__Recorded data__:
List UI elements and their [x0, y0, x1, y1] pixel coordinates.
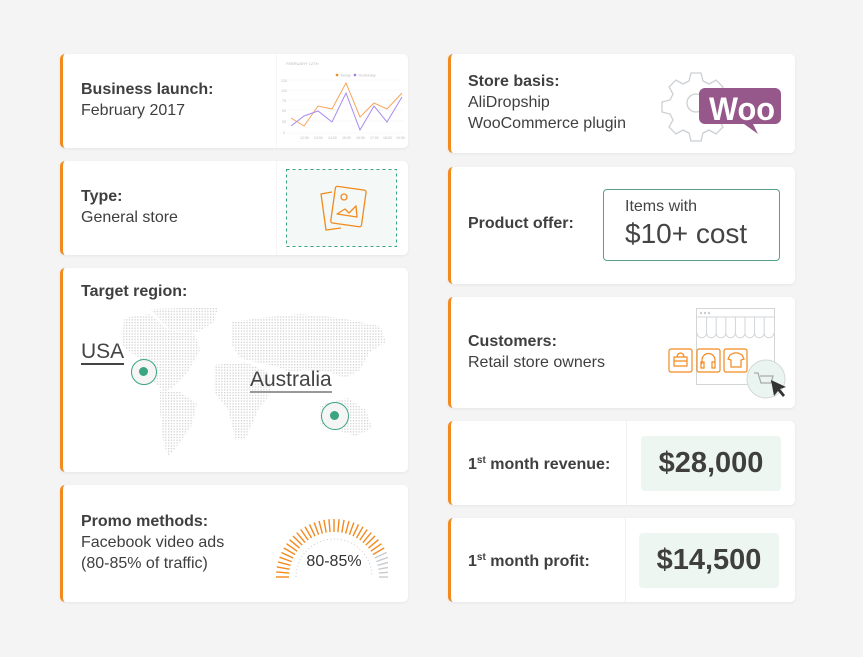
chart: line chart: 13:00: [314, 136, 323, 140]
text: promo methods: [81, 513, 224, 572]
heading: target region: Target region:: [81, 283, 187, 300]
chart: line chart: 19:00: [396, 136, 405, 140]
text: revenue label: 1st month revenue:: [468, 455, 610, 473]
icon: images placeholder: [276, 161, 397, 255]
chart: line chart: 16:00: [356, 136, 365, 140]
text: promo methods: Facebook video ads: [81, 534, 224, 551]
callout: items with $10+ cost: [603, 189, 780, 261]
text: business launch: Business launch:: [81, 81, 213, 98]
chart: line chart: 50: [282, 109, 286, 113]
card: type: [60, 161, 408, 255]
text: type: Type:: [81, 188, 122, 205]
chart: line chart: 12:00: [300, 136, 309, 140]
chart: line chart: 0: [283, 131, 285, 135]
card: store basis: [448, 54, 795, 153]
icon: storefront with cart: [668, 308, 786, 398]
chart: line chart: 125: [281, 79, 287, 83]
card: business launch: [60, 54, 408, 148]
text: product offer: Product offer:: [468, 215, 574, 232]
chart: line chart: Today: [340, 72, 351, 78]
value: $14,500: [639, 533, 779, 588]
value: $14,500: $14,500: [657, 544, 761, 576]
label: USA: USA: [81, 340, 124, 363]
card: promo methods: [60, 485, 408, 602]
chart: gauge: 80-85%: [306, 553, 362, 570]
chart: line chart: 75: [282, 99, 286, 103]
value: $28,000: [641, 436, 781, 491]
text: customers: Retail store owners: [468, 354, 605, 371]
text: store basis: Store basis:: [468, 73, 560, 90]
chart: line chart: 17:00: [370, 136, 379, 140]
text: promo methods: (80-85% of traffic): [81, 555, 208, 572]
icon: gear + woo logo: Woo: [709, 91, 775, 127]
marker: USA: [131, 359, 157, 385]
card: 1st month profit: [448, 518, 795, 602]
chart: line chart: Yesterday: [358, 72, 376, 78]
chart: line chart: [276, 54, 405, 148]
map: world dotted: [123, 308, 385, 457]
text: customers: Customers:: [468, 333, 557, 350]
chart: line chart: FEBRUARY 12TH: [286, 61, 319, 66]
text: business launch: [81, 81, 213, 119]
card: 1st month revenue: [448, 421, 795, 505]
text: type: General store: [81, 209, 178, 226]
text: type: [81, 188, 178, 226]
chart: line chart: 25: [282, 120, 286, 124]
card: target region: [60, 268, 408, 472]
icon: gear + woo logo: [661, 72, 781, 142]
card: customers: [448, 297, 795, 408]
text: promo methods: Promo methods:: [81, 513, 208, 530]
text: store basis: [468, 73, 626, 132]
callout: items with $10+ cost: Items with: [625, 198, 697, 215]
value: $28,000: $28,000: [659, 447, 763, 479]
marker: Australia: [321, 402, 349, 430]
text: store basis: WooCommerce plugin: [468, 115, 626, 132]
label: Australia: Australia: [250, 368, 332, 391]
chart: line chart: 14:00: [328, 136, 337, 140]
text: profit label: 1st month profit:: [468, 552, 590, 570]
text: business launch: February 2017: [81, 102, 185, 119]
text: store basis: AliDropship: [468, 94, 550, 111]
card: product offer: [448, 167, 795, 284]
chart: gauge: [276, 519, 388, 578]
callout: items with $10+ cost: $10+ cost: [625, 218, 747, 249]
text: customers: [468, 333, 605, 371]
chart: line chart: 15:00: [342, 136, 351, 140]
chart: line chart: 18:00: [383, 136, 392, 140]
chart: line chart: 100: [281, 89, 287, 93]
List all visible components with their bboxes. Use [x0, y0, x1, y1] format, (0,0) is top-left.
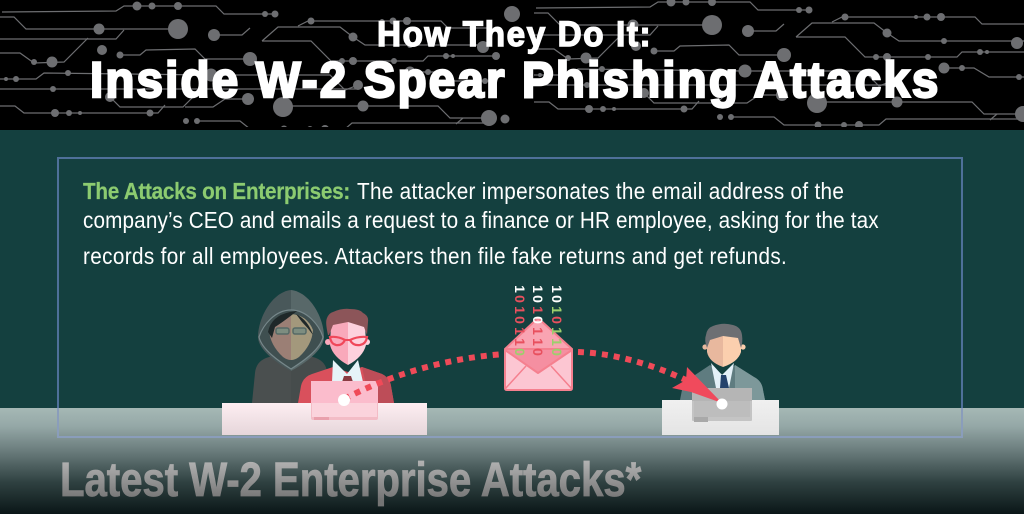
connector dot: victim laptop — [716, 398, 728, 410]
binary digits: 1 — [549, 338, 565, 346]
binary digits: 0 — [512, 295, 528, 303]
binary digits: 1 — [530, 338, 546, 346]
title — [90, 15, 938, 108]
binary digits: 0 — [549, 295, 565, 303]
binary digits: 0 — [530, 316, 546, 324]
binary digits: 0 — [530, 348, 546, 356]
envelope inner fold — [506, 350, 571, 373]
teal background — [0, 130, 1024, 410]
desk: attacker — [222, 403, 427, 435]
intro text block: company’s CEO and emails a request to a finance or HR employee, asking for the tax — [83, 207, 879, 233]
binary digits: 1 — [512, 338, 528, 346]
binary digits: 1 — [530, 327, 546, 335]
header band with circuit pattern — [0, 0, 1024, 133]
binary digits: 1 — [512, 285, 528, 293]
binary digits: 1 — [549, 327, 565, 335]
icon: hooded attacker — [252, 290, 330, 403]
binary digits — [512, 285, 565, 356]
intro text block — [83, 178, 879, 269]
binary digits: 1 — [530, 306, 546, 314]
binary digits: 1 — [530, 285, 546, 293]
dotted arrow path from attacker to envelope — [344, 354, 505, 399]
envelope flap — [505, 318, 572, 349]
binary digits: 0 — [549, 348, 565, 356]
laptop: attacker — [311, 381, 378, 420]
intro text block: records for all employees. Attackers then file fake returns and get refunds. — [83, 243, 787, 269]
title: How They Do It: — [377, 15, 651, 54]
floor gradient — [0, 408, 1024, 514]
binary digits: 1 — [549, 306, 565, 314]
envelope body — [505, 350, 572, 390]
connector dot: attacker laptop — [338, 394, 350, 406]
desk: victim — [662, 400, 779, 435]
arrowhead — [672, 367, 722, 403]
icon: victim employee — [680, 324, 765, 400]
binary digits: 0 — [512, 316, 528, 324]
binary digits: 0 — [530, 295, 546, 303]
binary digits: 1 — [512, 306, 528, 314]
binary digits: 0 — [549, 316, 565, 324]
laptop: victim — [692, 388, 752, 422]
envelope with binary data — [505, 285, 572, 390]
icon: impersonator in red suit — [298, 309, 394, 403]
intro text block: The attacker impersonates the email address of the — [357, 178, 844, 204]
binary digits: 0 — [512, 348, 528, 356]
title: Inside W-2 Spear Phishing Attacks — [90, 53, 938, 108]
panel border — [58, 158, 962, 437]
dotted arrow path from envelope to victim — [578, 352, 688, 381]
binary digits: 1 — [549, 285, 565, 293]
binary digits: 1 — [512, 327, 528, 335]
intro text block: The Attacks on Enterprises: — [83, 178, 350, 204]
section heading: Latest W-2 Enterprise Attacks* — [60, 454, 642, 507]
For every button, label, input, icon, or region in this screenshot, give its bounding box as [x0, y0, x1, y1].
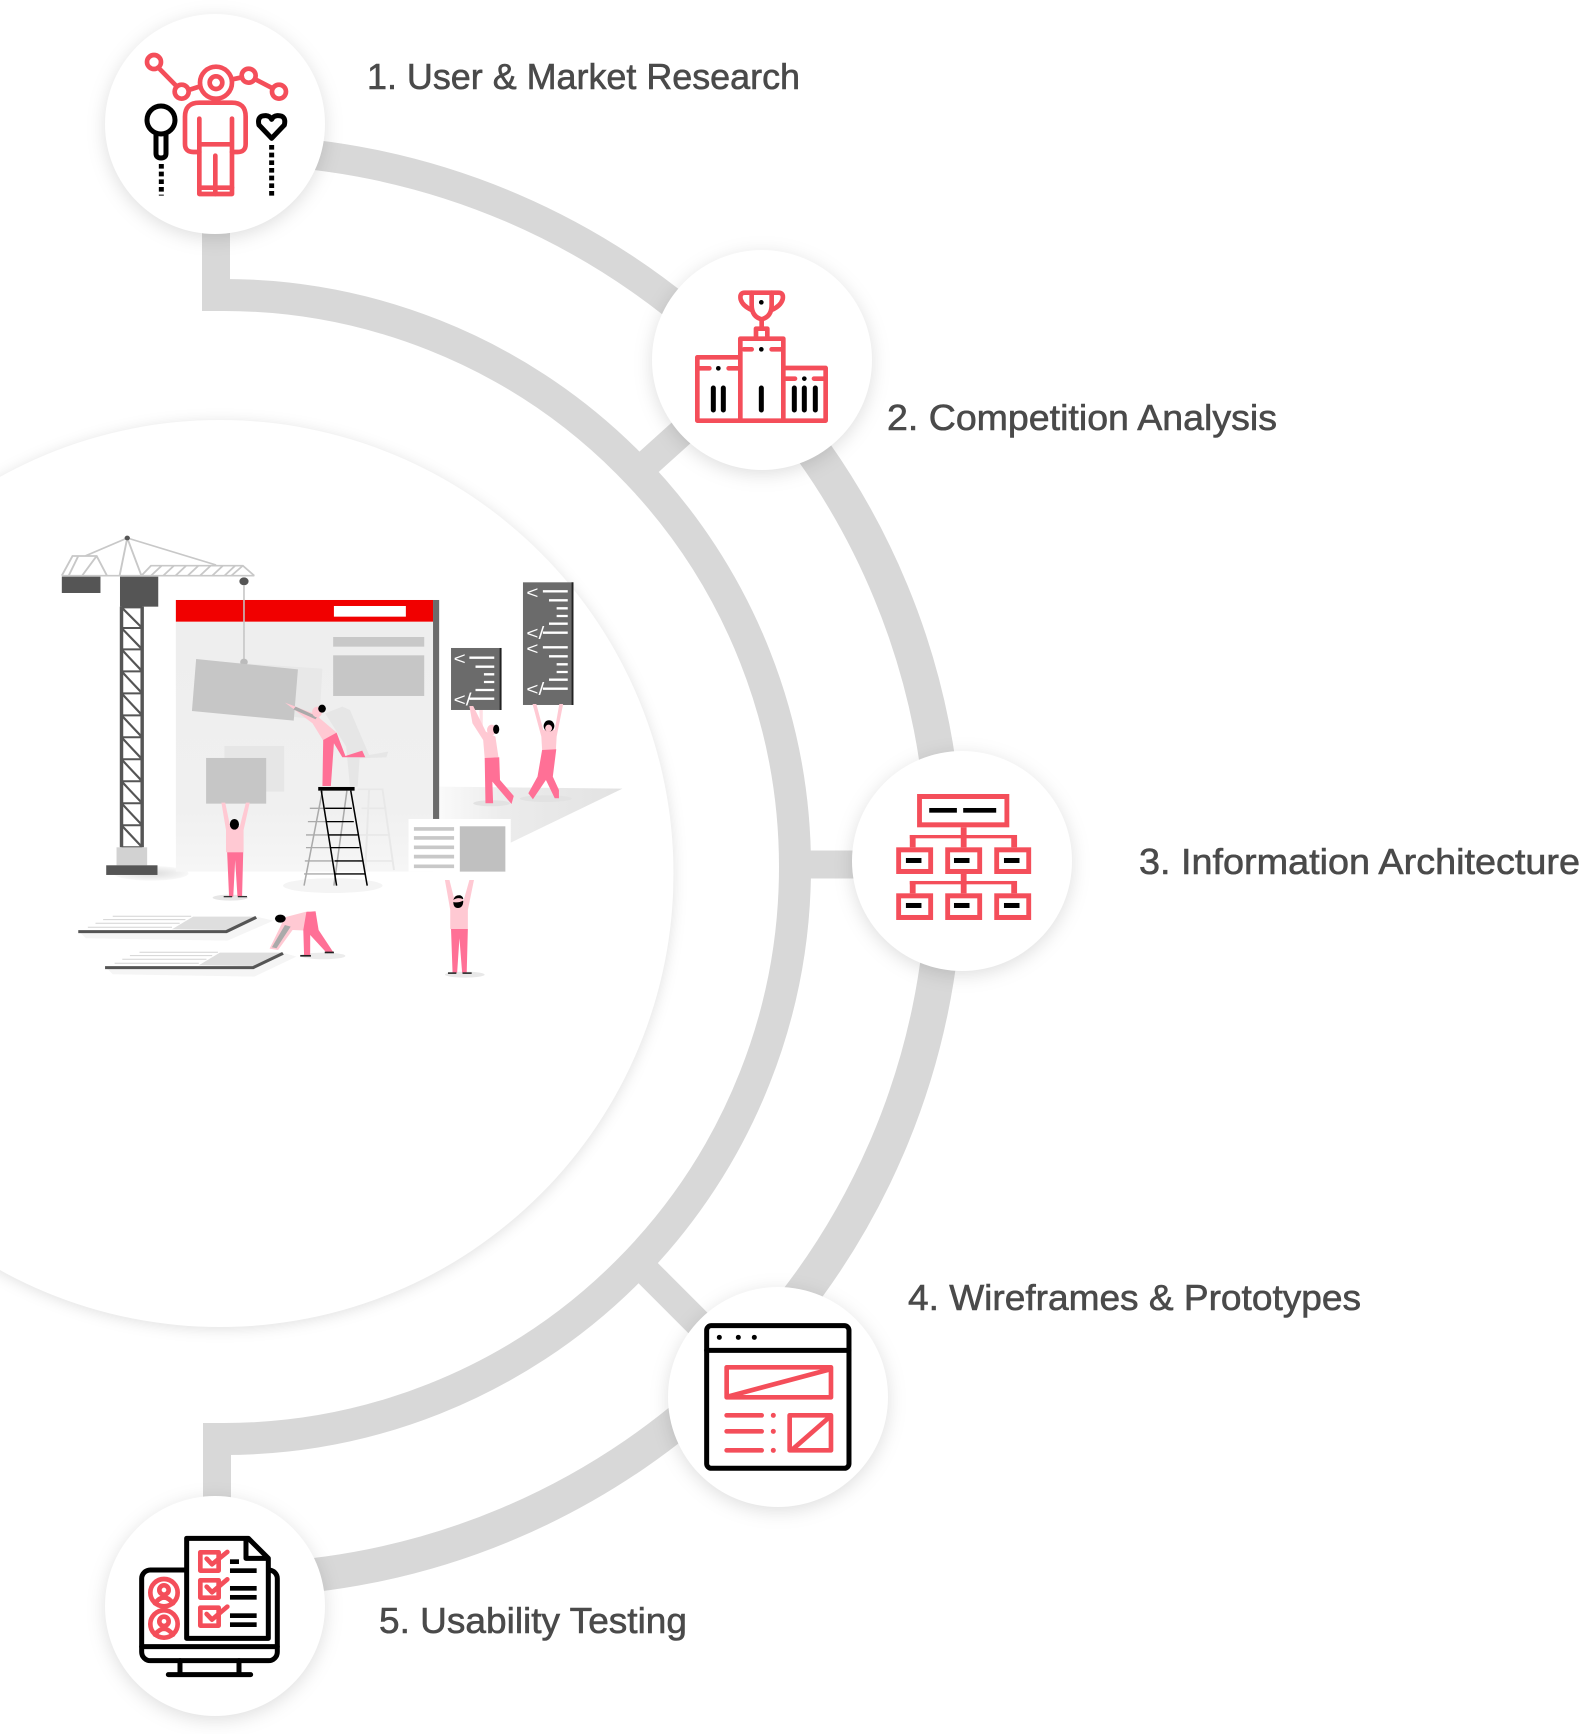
small code panel: [451, 648, 502, 710]
illustration: building a website: [62, 536, 622, 978]
base shadows: [113, 795, 572, 978]
step 3 label: 3. Information Architecture: [1139, 841, 1580, 882]
cheering worker: [445, 880, 474, 974]
icon: research person: [147, 55, 286, 196]
inner arc: [202, 295, 795, 1439]
stem to step 5: [203, 1423, 231, 1513]
plates on the ground: [78, 916, 296, 977]
step 1: node: [105, 14, 325, 234]
tall code panel: </: [526, 623, 545, 644]
spoke to step 3: [790, 850, 962, 878]
icon: usability testing monitor: [142, 1538, 277, 1675]
worker on ladder: [285, 703, 365, 786]
ladder: [304, 787, 367, 886]
step 2: node: [652, 250, 872, 470]
small code panel: <: [454, 649, 466, 669]
worker with small panel: [469, 706, 514, 804]
step 2 label: 2. Competition Analysis: [887, 397, 1277, 438]
step 3: node: [852, 751, 1072, 971]
floor shadow: [439, 787, 622, 843]
outer arc: step 4 to 5: [230, 1363, 743, 1580]
step 5 label: 5. Usability Testing: [379, 1600, 687, 1641]
small code panel: </: [454, 690, 472, 710]
box carried by worker: [206, 758, 266, 804]
step 1 label: 1. User & Market Research: [367, 56, 800, 97]
web page under construction: [176, 600, 439, 872]
stem to step 1: [202, 225, 230, 311]
central white disc: [0, 420, 674, 1327]
spoke to step 2: [640, 360, 762, 470]
tall code panel: <: [526, 583, 538, 603]
icon: podium and trophy: [697, 293, 826, 421]
hanging panel: [192, 659, 298, 721]
tall code panel: <: [526, 639, 538, 659]
worker with tall panel: [528, 704, 563, 799]
outer arc: step 1 to 2: [230, 150, 749, 373]
tall code panel: [523, 582, 573, 705]
outer arc: step 2 to 4: [743, 373, 945, 1363]
icon: wireframe window: [707, 1326, 849, 1468]
worker carrying box: [221, 803, 250, 897]
step 5: node: [105, 1496, 325, 1716]
step 4 label: 4. Wireframes & Prototypes: [908, 1277, 1361, 1318]
spoke to step 4: [636, 1261, 778, 1403]
tall code panel: </: [526, 679, 545, 700]
floating card: [409, 819, 511, 872]
bending worker: [270, 911, 334, 957]
icon: sitemap hierarchy: [896, 794, 1031, 920]
crane: [62, 536, 254, 875]
connector arcs: [202, 150, 962, 1580]
step 4: node: [668, 1287, 888, 1507]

__Set exercise__:
Update the material from the line with "small code panel: [451, 648, 502, 710]" up to and including the line with "step 1 label: 1." by replacing "worker" with "builder" and leaving everything else unchanged. Give back only those lines.

__Written response__:
small code panel: [451, 648, 502, 710]
illustration: building a website: [62, 536, 622, 978]
base shadows: [113, 795, 572, 978]
step 3 label: 3. Information Architecture: [1139, 841, 1580, 882]
cheering builder: [445, 880, 474, 974]
icon: research person: [147, 55, 286, 196]
inner arc: [202, 295, 795, 1439]
stem to step 5: [203, 1423, 231, 1513]
plates on the ground: [78, 916, 296, 977]
step 1: node: [105, 14, 325, 234]
tall code panel: </: [526, 623, 545, 644]
spoke to step 3: [790, 850, 962, 878]
icon: usability testing monitor: [142, 1538, 277, 1675]
builder on ladder: [285, 703, 365, 786]
ladder: [304, 787, 367, 886]
step 2: node: [652, 250, 872, 470]
small code panel: <: [454, 649, 466, 669]
builder with small panel: [469, 706, 514, 804]
step 2 label: 2. Competition Analysis: [887, 397, 1277, 438]
step 3: node: [852, 751, 1072, 971]
floor shadow: [439, 787, 622, 843]
outer arc: step 4 to 5: [230, 1363, 743, 1580]
step 5 label: 5. Usability Testing: [379, 1600, 687, 1641]
small code panel: </: [454, 690, 472, 710]
box carried by builder: [206, 758, 266, 804]
step 1 label: 1. User & Market Research: [367, 56, 800, 97]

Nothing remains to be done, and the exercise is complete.